• **DATA FOR THE TASK**
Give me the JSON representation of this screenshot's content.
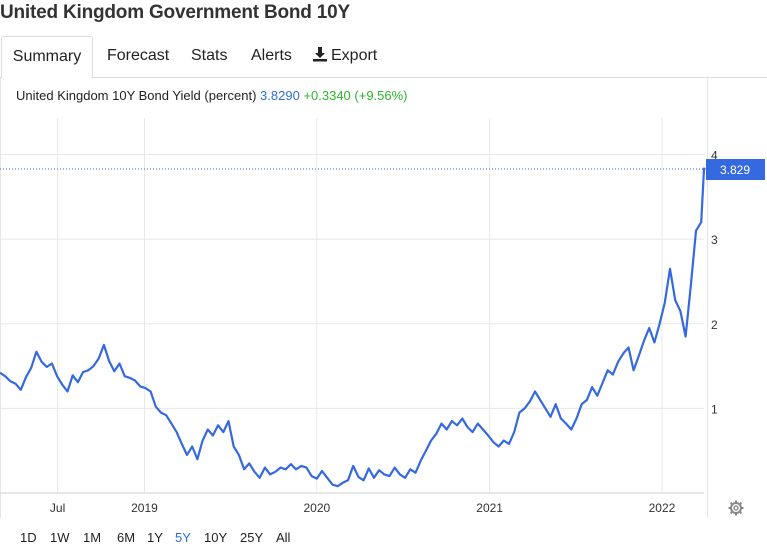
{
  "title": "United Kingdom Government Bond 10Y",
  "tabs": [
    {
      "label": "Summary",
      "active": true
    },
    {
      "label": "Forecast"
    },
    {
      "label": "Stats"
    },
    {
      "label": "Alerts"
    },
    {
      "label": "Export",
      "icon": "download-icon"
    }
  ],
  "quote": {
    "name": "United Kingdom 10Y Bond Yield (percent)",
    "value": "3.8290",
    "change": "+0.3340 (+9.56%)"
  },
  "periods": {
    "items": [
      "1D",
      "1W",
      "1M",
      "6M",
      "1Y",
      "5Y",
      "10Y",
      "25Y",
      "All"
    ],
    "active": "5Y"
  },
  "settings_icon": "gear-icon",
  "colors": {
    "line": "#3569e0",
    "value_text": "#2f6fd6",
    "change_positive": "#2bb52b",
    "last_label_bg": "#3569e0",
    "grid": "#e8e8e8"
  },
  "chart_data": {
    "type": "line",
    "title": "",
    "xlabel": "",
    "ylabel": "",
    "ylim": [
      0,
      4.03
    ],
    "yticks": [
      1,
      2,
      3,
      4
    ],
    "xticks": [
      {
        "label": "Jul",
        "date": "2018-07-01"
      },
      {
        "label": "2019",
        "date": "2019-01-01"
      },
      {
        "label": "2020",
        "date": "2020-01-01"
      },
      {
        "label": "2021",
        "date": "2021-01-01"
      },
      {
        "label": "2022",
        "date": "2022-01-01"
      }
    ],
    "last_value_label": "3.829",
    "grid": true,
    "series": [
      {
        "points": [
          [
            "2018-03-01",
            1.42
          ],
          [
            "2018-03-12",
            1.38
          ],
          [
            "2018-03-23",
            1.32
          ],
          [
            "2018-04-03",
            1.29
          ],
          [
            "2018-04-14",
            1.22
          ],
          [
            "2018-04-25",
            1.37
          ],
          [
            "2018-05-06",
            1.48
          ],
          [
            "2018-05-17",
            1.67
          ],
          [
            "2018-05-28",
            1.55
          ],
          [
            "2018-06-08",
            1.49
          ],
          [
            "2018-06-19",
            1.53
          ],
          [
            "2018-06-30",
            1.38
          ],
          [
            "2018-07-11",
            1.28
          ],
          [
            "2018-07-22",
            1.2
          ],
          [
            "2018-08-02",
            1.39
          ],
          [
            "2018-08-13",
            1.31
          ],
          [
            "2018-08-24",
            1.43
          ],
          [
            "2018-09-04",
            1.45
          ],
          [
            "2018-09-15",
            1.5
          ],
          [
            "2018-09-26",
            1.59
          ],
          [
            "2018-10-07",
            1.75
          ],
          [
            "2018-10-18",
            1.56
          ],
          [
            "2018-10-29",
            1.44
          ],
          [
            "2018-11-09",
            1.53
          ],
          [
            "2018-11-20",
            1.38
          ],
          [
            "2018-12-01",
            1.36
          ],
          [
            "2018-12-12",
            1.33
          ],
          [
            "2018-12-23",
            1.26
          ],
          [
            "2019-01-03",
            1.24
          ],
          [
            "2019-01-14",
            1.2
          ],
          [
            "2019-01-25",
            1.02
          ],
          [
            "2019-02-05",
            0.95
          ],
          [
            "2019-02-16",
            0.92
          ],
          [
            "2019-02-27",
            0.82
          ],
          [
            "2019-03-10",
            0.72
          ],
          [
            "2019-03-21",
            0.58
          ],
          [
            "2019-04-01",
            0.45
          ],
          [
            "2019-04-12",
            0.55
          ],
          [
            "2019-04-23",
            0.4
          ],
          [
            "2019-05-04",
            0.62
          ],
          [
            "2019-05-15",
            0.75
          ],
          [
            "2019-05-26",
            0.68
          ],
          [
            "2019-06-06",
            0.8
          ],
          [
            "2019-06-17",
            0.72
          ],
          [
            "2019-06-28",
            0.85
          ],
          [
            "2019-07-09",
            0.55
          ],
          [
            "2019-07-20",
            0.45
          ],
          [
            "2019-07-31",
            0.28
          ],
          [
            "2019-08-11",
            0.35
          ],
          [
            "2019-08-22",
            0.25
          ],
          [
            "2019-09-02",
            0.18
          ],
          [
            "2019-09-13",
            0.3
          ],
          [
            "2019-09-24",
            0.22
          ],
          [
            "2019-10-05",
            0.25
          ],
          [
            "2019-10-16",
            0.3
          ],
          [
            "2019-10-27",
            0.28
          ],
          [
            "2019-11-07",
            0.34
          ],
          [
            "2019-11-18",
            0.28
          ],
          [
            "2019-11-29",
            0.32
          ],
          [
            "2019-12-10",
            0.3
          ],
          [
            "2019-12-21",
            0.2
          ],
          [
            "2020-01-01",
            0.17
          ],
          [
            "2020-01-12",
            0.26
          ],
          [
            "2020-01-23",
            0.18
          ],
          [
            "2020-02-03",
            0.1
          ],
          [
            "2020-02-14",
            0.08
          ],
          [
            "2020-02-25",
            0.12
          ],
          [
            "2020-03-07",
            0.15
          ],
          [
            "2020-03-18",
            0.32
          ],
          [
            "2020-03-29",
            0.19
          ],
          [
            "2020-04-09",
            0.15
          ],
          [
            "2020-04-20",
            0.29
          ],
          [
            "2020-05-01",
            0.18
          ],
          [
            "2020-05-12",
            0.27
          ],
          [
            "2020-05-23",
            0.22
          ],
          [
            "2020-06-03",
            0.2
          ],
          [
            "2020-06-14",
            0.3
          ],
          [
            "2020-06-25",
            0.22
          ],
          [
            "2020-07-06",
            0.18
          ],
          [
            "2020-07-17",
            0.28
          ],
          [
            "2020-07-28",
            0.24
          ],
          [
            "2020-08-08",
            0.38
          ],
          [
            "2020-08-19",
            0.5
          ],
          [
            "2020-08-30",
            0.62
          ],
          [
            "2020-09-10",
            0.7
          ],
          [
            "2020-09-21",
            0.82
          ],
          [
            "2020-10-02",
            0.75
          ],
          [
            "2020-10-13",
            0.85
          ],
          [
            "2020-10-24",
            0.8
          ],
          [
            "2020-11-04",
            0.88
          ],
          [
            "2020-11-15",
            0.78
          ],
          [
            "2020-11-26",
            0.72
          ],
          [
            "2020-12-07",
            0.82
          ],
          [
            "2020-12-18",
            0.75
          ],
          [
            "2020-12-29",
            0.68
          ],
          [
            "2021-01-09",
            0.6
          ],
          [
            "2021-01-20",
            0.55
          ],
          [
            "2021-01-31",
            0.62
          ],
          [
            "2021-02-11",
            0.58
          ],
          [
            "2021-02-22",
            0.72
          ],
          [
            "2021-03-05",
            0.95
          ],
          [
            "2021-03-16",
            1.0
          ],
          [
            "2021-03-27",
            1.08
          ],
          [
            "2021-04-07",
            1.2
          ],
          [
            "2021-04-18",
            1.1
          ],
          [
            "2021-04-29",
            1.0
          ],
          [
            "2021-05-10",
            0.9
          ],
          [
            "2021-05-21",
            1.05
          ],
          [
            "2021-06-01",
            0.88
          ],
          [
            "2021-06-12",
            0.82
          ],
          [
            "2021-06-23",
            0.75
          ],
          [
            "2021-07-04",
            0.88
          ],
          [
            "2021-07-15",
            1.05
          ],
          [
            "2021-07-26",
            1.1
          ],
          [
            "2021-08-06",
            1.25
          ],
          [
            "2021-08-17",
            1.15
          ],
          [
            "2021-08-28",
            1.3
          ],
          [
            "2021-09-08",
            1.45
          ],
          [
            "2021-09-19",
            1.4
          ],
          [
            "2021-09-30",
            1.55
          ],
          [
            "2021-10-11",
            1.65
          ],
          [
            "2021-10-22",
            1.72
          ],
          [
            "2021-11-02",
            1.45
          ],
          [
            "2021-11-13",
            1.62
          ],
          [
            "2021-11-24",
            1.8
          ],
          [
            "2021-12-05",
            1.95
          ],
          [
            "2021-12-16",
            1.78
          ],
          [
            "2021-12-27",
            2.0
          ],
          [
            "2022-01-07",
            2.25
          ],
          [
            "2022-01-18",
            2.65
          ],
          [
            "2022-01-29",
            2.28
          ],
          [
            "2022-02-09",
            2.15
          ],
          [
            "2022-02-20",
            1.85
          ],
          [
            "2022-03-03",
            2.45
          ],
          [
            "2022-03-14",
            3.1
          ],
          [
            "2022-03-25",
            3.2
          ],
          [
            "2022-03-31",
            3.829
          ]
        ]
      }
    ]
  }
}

• **WHAT YOU ARE ASKED TO DO**
Give the number of lines where the string "United" occurs, without any further text.

• **THE ANSWER**
2